▸ **Stated task**
Every record should be written out exactly, please.
-------- The records --------
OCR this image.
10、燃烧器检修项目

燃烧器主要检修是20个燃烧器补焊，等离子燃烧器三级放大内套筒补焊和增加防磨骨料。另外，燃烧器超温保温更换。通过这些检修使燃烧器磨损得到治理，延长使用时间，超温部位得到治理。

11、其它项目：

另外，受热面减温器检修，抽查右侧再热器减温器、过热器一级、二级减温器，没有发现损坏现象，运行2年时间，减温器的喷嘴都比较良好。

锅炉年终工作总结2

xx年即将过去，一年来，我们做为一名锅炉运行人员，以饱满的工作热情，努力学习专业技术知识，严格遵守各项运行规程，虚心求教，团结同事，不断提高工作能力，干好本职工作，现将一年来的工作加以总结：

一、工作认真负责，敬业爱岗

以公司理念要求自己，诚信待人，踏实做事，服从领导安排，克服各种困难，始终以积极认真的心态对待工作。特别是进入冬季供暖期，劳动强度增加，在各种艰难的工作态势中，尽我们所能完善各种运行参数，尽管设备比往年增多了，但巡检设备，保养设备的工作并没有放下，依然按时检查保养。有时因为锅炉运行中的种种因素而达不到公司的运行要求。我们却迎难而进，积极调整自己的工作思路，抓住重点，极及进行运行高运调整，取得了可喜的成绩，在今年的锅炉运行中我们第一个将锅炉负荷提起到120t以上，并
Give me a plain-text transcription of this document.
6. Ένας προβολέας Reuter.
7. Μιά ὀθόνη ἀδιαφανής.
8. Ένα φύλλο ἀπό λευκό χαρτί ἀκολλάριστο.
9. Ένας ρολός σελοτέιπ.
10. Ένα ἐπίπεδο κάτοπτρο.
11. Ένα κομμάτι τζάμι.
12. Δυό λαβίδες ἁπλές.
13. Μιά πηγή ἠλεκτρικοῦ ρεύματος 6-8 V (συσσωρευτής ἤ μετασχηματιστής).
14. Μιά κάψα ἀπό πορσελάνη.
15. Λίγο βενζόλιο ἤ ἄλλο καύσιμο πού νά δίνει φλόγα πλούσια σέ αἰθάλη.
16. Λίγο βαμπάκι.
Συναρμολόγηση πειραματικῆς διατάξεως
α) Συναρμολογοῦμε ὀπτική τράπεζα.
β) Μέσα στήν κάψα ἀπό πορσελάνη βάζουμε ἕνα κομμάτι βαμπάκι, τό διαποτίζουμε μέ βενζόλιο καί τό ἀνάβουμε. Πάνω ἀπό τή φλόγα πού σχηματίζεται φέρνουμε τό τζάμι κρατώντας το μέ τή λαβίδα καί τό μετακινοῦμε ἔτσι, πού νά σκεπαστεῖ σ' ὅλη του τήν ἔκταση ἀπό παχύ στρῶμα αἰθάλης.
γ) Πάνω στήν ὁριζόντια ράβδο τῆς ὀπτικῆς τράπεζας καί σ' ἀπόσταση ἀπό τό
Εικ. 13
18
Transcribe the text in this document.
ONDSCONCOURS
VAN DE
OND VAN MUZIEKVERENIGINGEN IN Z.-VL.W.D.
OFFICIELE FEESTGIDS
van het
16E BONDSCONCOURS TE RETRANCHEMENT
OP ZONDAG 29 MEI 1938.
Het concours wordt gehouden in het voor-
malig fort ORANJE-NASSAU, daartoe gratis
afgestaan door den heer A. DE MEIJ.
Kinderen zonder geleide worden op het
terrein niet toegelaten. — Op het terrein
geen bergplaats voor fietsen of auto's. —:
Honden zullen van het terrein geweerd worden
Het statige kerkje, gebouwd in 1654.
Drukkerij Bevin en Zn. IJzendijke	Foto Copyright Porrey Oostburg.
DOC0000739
--------
▸ **Complete output**
OCR this image.
10、燃烧器检修项目

燃烧器主要检修是20个燃烧器补焊，等离子燃烧器三级放大内套筒补焊和增加防磨骨料。另外，燃烧器超温保温更换。通过这些检修使燃烧器磨损得到治理，延长使用时间，超温部位得到治理。

11、其它项目：

另外，受热面减温器检修，抽查右侧再热器减温器、过热器一级、二级减温器，没有发现损坏现象，运行2年时间，减温器的喷嘴都比较良好。

锅炉年终工作总结2

xx年即将过去，一年来，我们做为一名锅炉运行人员，以饱满的工作热情，努力学习专业技术知识，严格遵守各项运行规程，虚心求教，团结同事，不断提高工作能力，干好本职工作，现将一年来的工作加以总结：

一、工作认真负责，敬业爱岗

以公司理念要求自己，诚信待人，踏实做事，服从领导安排，克服各种困难，始终以积极认真的心态对待工作。特别是进入冬季供暖期，劳动强度增加，在各种艰难的工作态势中，尽我们所能完善各种运行参数，尽管设备比往年增多了，但巡检设备，保养设备的工作并没有放下，依然按时检查保养。有时因为锅炉运行中的种种因素而达不到公司的运行要求。我们却迎难而进，积极调整自己的工作思路，抓住重点，极及进行运行高运调整，取得了可喜的成绩，在今年的锅炉运行中我们第一个将锅炉负荷提起到120t以上，并
Give me a plain-text transcription of this document.
6. Ένας προβολέας Reuter.
7. Μιά ὀθόνη ἀδιαφανής.
8. Ένα φύλλο ἀπό λευκό χαρτί ἀκολλάριστο.
9. Ένας ρολός σελοτέιπ.
10. Ένα ἐπίπεδο κάτοπτρο.
11. Ένα κομμάτι τζάμι.
12. Δυό λαβίδες ἁπλές.
13. Μιά πηγή ἠλεκτρικοῦ ρεύματος 6-8 V (συσσωρευτής ἤ μετασχηματιστής).
14. Μιά κάψα ἀπό πορσελάνη.
15. Λίγο βενζόλιο ἤ ἄλλο καύσιμο πού νά δίνει φλόγα πλούσια σέ αἰθάλη.
16. Λίγο βαμπάκι.
Συναρμολόγηση πειραματικῆς διατάξεως
α) Συναρμολογοῦμε ὀπτική τράπεζα.
β) Μέσα στήν κάψα ἀπό πορσελάνη βάζουμε ἕνα κομμάτι βαμπάκι, τό διαποτίζουμε μέ βενζόλιο καί τό ἀνάβουμε. Πάνω ἀπό τή φλόγα πού σχηματίζεται φέρνουμε τό τζάμι κρατώντας το μέ τή λαβίδα καί τό μετακινοῦμε ἔτσι, πού νά σκεπαστεῖ σ' ὅλη του τήν ἔκταση ἀπό παχύ στρῶμα αἰθάλης.
γ) Πάνω στήν ὁριζόντια ράβδο τῆς ὀπτικῆς τράπεζας καί σ' ἀπόσταση ἀπό τό
Εικ. 13
18
Transcribe the text in this document.
ONDSCONCOURS
VAN DE
OND VAN MUZIEKVERENIGINGEN IN Z.-VL.W.D.
OFFICIELE FEESTGIDS
van het
16E BONDSCONCOURS TE RETRANCHEMENT
OP ZONDAG 29 MEI 1938.
Het concours wordt gehouden in het voor-
malig fort ORANJE-NASSAU, daartoe gratis
afgestaan door den heer A. DE MEIJ.
Kinderen zonder geleide worden op het
terrein niet toegelaten. — Op het terrein
geen bergplaats voor fietsen of auto's. —:
Honden zullen van het terrein geweerd worden
Het statige kerkje, gebouwd in 1654.
Drukkerij Bevin en Zn. IJzendijke	Foto Copyright Porrey Oostburg.
DOC0000739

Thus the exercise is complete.